··· DATA SUPPLIED ···

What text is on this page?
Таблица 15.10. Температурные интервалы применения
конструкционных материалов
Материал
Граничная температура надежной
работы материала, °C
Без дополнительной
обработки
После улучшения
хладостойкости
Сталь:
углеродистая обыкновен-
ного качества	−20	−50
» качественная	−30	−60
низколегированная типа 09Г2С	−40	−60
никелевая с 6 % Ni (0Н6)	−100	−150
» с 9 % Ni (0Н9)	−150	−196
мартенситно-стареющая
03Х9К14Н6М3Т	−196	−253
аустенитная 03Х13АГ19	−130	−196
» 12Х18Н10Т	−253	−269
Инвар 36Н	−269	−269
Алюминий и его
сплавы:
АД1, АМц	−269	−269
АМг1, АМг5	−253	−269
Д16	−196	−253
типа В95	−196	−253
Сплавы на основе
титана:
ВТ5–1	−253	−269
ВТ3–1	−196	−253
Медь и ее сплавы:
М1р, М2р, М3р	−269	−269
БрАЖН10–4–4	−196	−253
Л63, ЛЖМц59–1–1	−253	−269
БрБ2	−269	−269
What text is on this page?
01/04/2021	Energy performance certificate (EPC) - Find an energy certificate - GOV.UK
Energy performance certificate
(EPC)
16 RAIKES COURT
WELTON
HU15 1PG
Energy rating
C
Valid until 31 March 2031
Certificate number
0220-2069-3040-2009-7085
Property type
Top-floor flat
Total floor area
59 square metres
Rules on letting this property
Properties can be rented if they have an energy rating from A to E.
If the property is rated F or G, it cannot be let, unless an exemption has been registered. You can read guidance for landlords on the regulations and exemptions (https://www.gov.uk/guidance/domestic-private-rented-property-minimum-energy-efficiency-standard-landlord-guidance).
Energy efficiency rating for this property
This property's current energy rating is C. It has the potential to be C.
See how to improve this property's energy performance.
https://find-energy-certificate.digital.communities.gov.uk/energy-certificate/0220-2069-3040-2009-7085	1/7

···

EXERCISE DIRECTIONS ▸
Extract every entry above as it appears.

OUTPUT ▸
What text is on this page?
Таблица 15.10. Температурные интервалы применения
конструкционных материалов
Материал
Граничная температура надежной
работы материала, °C
Без дополнительной
обработки
После улучшения
хладостойкости
Сталь:
углеродистая обыкновен-
ного качества	−20	−50
» качественная	−30	−60
низколегированная типа 09Г2С	−40	−60
никелевая с 6 % Ni (0Н6)	−100	−150
» с 9 % Ni (0Н9)	−150	−196
мартенситно-стареющая
03Х9К14Н6М3Т	−196	−253
аустенитная 03Х13АГ19	−130	−196
» 12Х18Н10Т	−253	−269
Инвар 36Н	−269	−269
Алюминий и его
сплавы:
АД1, АМц	−269	−269
АМг1, АМг5	−253	−269
Д16	−196	−253
типа В95	−196	−253
Сплавы на основе
титана:
ВТ5–1	−253	−269
ВТ3–1	−196	−253
Медь и ее сплавы:
М1р, М2р, М3р	−269	−269
БрАЖН10–4–4	−196	−253
Л63, ЛЖМц59–1–1	−253	−269
БрБ2	−269	−269
What text is on this page?
01/04/2021	Energy performance certificate (EPC) - Find an energy certificate - GOV.UK
Energy performance certificate
(EPC)
16 RAIKES COURT
WELTON
HU15 1PG
Energy rating
C
Valid until 31 March 2031
Certificate number
0220-2069-3040-2009-7085
Property type
Top-floor flat
Total floor area
59 square metres
Rules on letting this property
Properties can be rented if they have an energy rating from A to E.
If the property is rated F or G, it cannot be let, unless an exemption has been registered. You can read guidance for landlords on the regulations and exemptions (https://www.gov.uk/guidance/domestic-private-rented-property-minimum-energy-efficiency-standard-landlord-guidance).
Energy efficiency rating for this property
This property's current energy rating is C. It has the potential to be C.
See how to improve this property's energy performance.
https://find-energy-certificate.digital.communities.gov.uk/energy-certificate/0220-2069-3040-2009-7085	1/7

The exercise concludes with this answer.